#### [Task directions]
Return each entry exactly, omitting nothing.

#### [Task material]
===============
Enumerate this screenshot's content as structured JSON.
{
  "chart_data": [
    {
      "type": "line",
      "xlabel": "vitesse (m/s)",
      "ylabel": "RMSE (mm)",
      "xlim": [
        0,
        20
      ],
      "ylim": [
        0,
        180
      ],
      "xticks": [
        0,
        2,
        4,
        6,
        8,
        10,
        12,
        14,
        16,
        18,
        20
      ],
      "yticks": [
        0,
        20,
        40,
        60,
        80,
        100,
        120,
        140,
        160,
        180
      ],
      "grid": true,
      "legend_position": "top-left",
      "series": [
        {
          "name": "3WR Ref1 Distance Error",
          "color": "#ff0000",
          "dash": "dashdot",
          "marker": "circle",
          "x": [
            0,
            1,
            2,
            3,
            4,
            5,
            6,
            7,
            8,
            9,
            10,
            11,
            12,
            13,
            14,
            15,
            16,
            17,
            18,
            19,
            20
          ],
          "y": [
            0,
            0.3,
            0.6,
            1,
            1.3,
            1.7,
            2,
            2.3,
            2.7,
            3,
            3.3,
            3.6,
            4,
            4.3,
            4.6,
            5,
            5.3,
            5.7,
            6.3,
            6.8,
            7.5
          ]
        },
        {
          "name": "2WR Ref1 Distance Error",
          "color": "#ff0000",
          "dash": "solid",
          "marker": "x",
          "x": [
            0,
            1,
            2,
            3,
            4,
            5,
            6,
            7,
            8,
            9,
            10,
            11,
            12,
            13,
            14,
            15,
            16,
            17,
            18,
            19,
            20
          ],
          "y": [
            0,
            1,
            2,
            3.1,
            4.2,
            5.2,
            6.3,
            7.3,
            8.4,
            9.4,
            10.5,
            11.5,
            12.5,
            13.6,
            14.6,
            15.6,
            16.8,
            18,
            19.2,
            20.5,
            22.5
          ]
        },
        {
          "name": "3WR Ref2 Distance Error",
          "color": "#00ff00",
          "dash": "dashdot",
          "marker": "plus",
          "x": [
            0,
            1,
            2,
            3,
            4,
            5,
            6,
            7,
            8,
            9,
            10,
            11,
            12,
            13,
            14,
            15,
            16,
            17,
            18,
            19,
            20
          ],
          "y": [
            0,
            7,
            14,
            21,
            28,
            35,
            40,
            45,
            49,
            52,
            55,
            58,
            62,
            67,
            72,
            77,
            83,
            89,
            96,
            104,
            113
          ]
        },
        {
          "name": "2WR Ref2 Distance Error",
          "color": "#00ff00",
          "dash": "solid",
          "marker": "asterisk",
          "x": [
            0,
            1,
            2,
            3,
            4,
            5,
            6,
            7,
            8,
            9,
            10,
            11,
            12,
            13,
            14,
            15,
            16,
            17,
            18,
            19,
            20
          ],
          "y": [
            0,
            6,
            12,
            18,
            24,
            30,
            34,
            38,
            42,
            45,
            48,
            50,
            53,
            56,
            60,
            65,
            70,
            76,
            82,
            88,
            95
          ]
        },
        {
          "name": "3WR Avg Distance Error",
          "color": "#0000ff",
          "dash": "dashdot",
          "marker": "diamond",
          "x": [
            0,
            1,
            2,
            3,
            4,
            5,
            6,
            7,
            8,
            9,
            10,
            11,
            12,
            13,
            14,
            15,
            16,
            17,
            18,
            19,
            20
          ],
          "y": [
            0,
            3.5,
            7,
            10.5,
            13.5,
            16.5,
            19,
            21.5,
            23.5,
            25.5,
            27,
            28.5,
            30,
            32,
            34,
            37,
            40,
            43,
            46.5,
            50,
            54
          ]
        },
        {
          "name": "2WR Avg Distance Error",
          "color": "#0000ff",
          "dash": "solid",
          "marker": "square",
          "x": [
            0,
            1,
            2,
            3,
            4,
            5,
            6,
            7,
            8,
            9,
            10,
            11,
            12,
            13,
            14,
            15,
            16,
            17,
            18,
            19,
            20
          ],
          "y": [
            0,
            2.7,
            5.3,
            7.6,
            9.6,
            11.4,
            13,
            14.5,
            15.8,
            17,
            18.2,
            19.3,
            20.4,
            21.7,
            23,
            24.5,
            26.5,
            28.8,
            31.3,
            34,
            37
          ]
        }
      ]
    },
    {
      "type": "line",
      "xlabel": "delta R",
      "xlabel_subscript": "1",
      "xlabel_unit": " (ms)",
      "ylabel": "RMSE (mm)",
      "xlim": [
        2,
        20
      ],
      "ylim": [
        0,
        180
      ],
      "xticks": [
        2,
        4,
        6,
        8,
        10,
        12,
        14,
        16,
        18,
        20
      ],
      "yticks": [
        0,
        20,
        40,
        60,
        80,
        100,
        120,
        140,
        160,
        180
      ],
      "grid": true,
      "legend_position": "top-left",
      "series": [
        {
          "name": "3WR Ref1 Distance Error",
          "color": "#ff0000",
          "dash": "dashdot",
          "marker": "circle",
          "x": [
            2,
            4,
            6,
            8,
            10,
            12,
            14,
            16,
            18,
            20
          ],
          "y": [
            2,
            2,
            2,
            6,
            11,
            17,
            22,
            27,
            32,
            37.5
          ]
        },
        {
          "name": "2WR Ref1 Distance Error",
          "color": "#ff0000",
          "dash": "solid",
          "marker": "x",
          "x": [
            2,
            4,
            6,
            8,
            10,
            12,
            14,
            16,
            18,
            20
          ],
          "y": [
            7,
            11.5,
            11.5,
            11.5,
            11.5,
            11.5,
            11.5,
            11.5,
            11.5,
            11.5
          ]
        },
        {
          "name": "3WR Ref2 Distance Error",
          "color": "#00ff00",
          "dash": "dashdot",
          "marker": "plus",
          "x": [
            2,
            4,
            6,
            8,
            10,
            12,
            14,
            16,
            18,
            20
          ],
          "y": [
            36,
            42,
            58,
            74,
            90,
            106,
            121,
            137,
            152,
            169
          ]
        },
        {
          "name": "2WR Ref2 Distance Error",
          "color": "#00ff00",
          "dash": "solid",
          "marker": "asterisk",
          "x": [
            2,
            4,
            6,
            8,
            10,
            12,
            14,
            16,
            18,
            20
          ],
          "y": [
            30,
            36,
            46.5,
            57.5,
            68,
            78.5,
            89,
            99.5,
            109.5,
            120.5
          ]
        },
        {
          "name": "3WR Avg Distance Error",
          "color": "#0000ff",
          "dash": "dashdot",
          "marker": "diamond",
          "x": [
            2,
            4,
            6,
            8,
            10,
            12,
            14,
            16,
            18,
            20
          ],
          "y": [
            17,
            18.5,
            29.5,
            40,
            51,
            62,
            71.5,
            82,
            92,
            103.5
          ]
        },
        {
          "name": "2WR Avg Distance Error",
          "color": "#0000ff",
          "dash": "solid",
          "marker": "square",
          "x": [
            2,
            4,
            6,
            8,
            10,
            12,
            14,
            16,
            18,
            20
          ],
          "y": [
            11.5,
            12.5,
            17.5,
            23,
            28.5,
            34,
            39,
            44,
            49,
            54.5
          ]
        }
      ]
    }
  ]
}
===============
#### [Right answer]
Enumerate this screenshot's content as structured JSON.
{
  "chart_data": [
    {
      "type": "line",
      "xlabel": "vitesse (m/s)",
      "ylabel": "RMSE (mm)",
      "xlim": [
        0,
        20
      ],
      "ylim": [
        0,
        180
      ],
      "xticks": [
        0,
        2,
        4,
        6,
        8,
        10,
        12,
        14,
        16,
        18,
        20
      ],
      "yticks": [
        0,
        20,
        40,
        60,
        80,
        100,
        120,
        140,
        160,
        180
      ],
      "grid": true,
      "legend_position": "top-left",
      "series": [
        {
          "name": "3WR Ref1 Distance Error",
          "color": "#ff0000",
          "dash": "dashdot",
          "marker": "circle",
          "x": [
            0,
            1,
            2,
            3,
            4,
            5,
            6,
            7,
            8,
            9,
            10,
            11,
            12,
            13,
            14,
            15,
            16,
            17,
            18,
            19,
            20
          ],
          "y": [
            0,
            0.3,
            0.6,
            1,
            1.3,
            1.7,
            2,
            2.3,
            2.7,
            3,
            3.3,
            3.6,
            4,
            4.3,
            4.6,
            5,
            5.3,
            5.7,
            6.3,
            6.8,
            7.5
          ]
        },
        {
          "name": "2WR Ref1 Distance Error",
          "color": "#ff0000",
          "dash": "solid",
          "marker": "x",
          "x": [
            0,
            1,
            2,
            3,
            4,
            5,
            6,
            7,
            8,
            9,
            10,
            11,
            12,
            13,
            14,
            15,
            16,
            17,
            18,
            19,
            20
          ],
          "y": [
            0,
            1,
            2,
            3.1,
            4.2,
            5.2,
            6.3,
            7.3,
            8.4,
            9.4,
            10.5,
            11.5,
            12.5,
            13.6,
            14.6,
            15.6,
            16.8,
            18,
            19.2,
            20.5,
            22.5
          ]
        },
        {
          "name": "3WR Ref2 Distance Error",
          "color": "#00ff00",
          "dash": "dashdot",
          "marker": "plus",
          "x": [
            0,
            1,
            2,
            3,
            4,
            5,
            6,
            7,
            8,
            9,
            10,
            11,
            12,
            13,
            14,
            15,
            16,
            17,
            18,
            19,
            20
          ],
          "y": [
            0,
            7,
            14,
            21,
            28,
            35,
            40,
            45,
            49,
            52,
            55,
            58,
            62,
            67,
            72,
            77,
            83,
            89,
            96,
            104,
            113
          ]
        },
        {
          "name": "2WR Ref2 Distance Error",
          "color": "#00ff00",
          "dash": "solid",
          "marker": "asterisk",
          "x": [
            0,
            1,
            2,
            3,
            4,
            5,
            6,
            7,
            8,
            9,
            10,
            11,
            12,
            13,
            14,
            15,
            16,
            17,
            18,
            19,
            20
          ],
          "y": [
            0,
            6,
            12,
            18,
            24,
            30,
            34,
            38,
            42,
            45,
            48,
            50,
            53,
            56,
            60,
            65,
            70,
            76,
            82,
            88,
            95
          ]
        },
        {
          "name": "3WR Avg Distance Error",
          "color": "#0000ff",
          "dash": "dashdot",
          "marker": "diamond",
          "x": [
            0,
            1,
            2,
            3,
            4,
            5,
            6,
            7,
            8,
            9,
            10,
            11,
            12,
            13,
            14,
            15,
            16,
            17,
            18,
            19,
            20
          ],
          "y": [
            0,
            3.5,
            7,
            10.5,
            13.5,
            16.5,
            19,
            21.5,
            23.5,
            25.5,
            27,
            28.5,
            30,
            32,
            34,
            37,
            40,
            43,
            46.5,
            50,
            54
          ]
        },
        {
          "name": "2WR Avg Distance Error",
          "color": "#0000ff",
          "dash": "solid",
          "marker": "square",
          "x": [
            0,
            1,
            2,
            3,
            4,
            5,
            6,
            7,
            8,
            9,
            10,
            11,
            12,
            13,
            14,
            15,
            16,
            17,
            18,
            19,
            20
          ],
          "y": [
            0,
            2.7,
            5.3,
            7.6,
            9.6,
            11.4,
            13,
            14.5,
            15.8,
            17,
            18.2,
            19.3,
            20.4,
            21.7,
            23,
            24.5,
            26.5,
            28.8,
            31.3,
            34,
            37
          ]
        }
      ]
    },
    {
      "type": "line",
      "xlabel": "delta R",
      "xlabel_subscript": "1",
      "xlabel_unit": " (ms)",
      "ylabel": "RMSE (mm)",
      "xlim": [
        2,
        20
      ],
      "ylim": [
        0,
        180
      ],
      "xticks": [
        2,
        4,
        6,
        8,
        10,
        12,
        14,
        16,
        18,
        20
      ],
      "yticks": [
        0,
        20,
        40,
        60,
        80,
        100,
        120,
        140,
        160,
        180
      ],
      "grid": true,
      "legend_position": "top-left",
      "series": [
        {
          "name": "3WR Ref1 Distance Error",
          "color": "#ff0000",
          "dash": "dashdot",
          "marker": "circle",
          "x": [
            2,
            4,
            6,
            8,
            10,
            12,
            14,
            16,
            18,
            20
          ],
          "y": [
            2,
            2,
            2,
            6,
            11,
            17,
            22,
            27,
            32,
            37.5
          ]
        },
        {
          "name": "2WR Ref1 Distance Error",
          "color": "#ff0000",
          "dash": "solid",
          "marker": "x",
          "x": [
            2,
            4,
            6,
            8,
            10,
            12,
            14,
            16,
            18,
            20
          ],
          "y": [
            7,
            11.5,
            11.5,
            11.5,
            11.5,
            11.5,
            11.5,
            11.5,
            11.5,
            11.5
          ]
        },
        {
          "name": "3WR Ref2 Distance Error",
          "color": "#00ff00",
          "dash": "dashdot",
          "marker": "plus",
          "x": [
            2,
            4,
            6,
            8,
            10,
            12,
            14,
            16,
            18,
            20
          ],
          "y": [
            36,
            42,
            58,
            74,
            90,
            106,
            121,
            137,
            152,
            169
          ]
        },
        {
          "name": "2WR Ref2 Distance Error",
          "color": "#00ff00",
          "dash": "solid",
          "marker": "asterisk",
          "x": [
            2,
            4,
            6,
            8,
            10,
            12,
            14,
            16,
            18,
            20
          ],
          "y": [
            30,
            36,
            46.5,
            57.5,
            68,
            78.5,
            89,
            99.5,
            109.5,
            120.5
          ]
        },
        {
          "name": "3WR Avg Distance Error",
          "color": "#0000ff",
          "dash": "dashdot",
          "marker": "diamond",
          "x": [
            2,
            4,
            6,
            8,
            10,
            12,
            14,
            16,
            18,
            20
          ],
          "y": [
            17,
            18.5,
            29.5,
            40,
            51,
            62,
            71.5,
            82,
            92,
            103.5
          ]
        },
        {
          "name": "2WR Avg Distance Error",
          "color": "#0000ff",
          "dash": "solid",
          "marker": "square",
          "x": [
            2,
            4,
            6,
            8,
            10,
            12,
            14,
            16,
            18,
            20
          ],
          "y": [
            11.5,
            12.5,
            17.5,
            23,
            28.5,
            34,
            39,
            44,
            49,
            54.5
          ]
        }
      ]
    }
  ]
}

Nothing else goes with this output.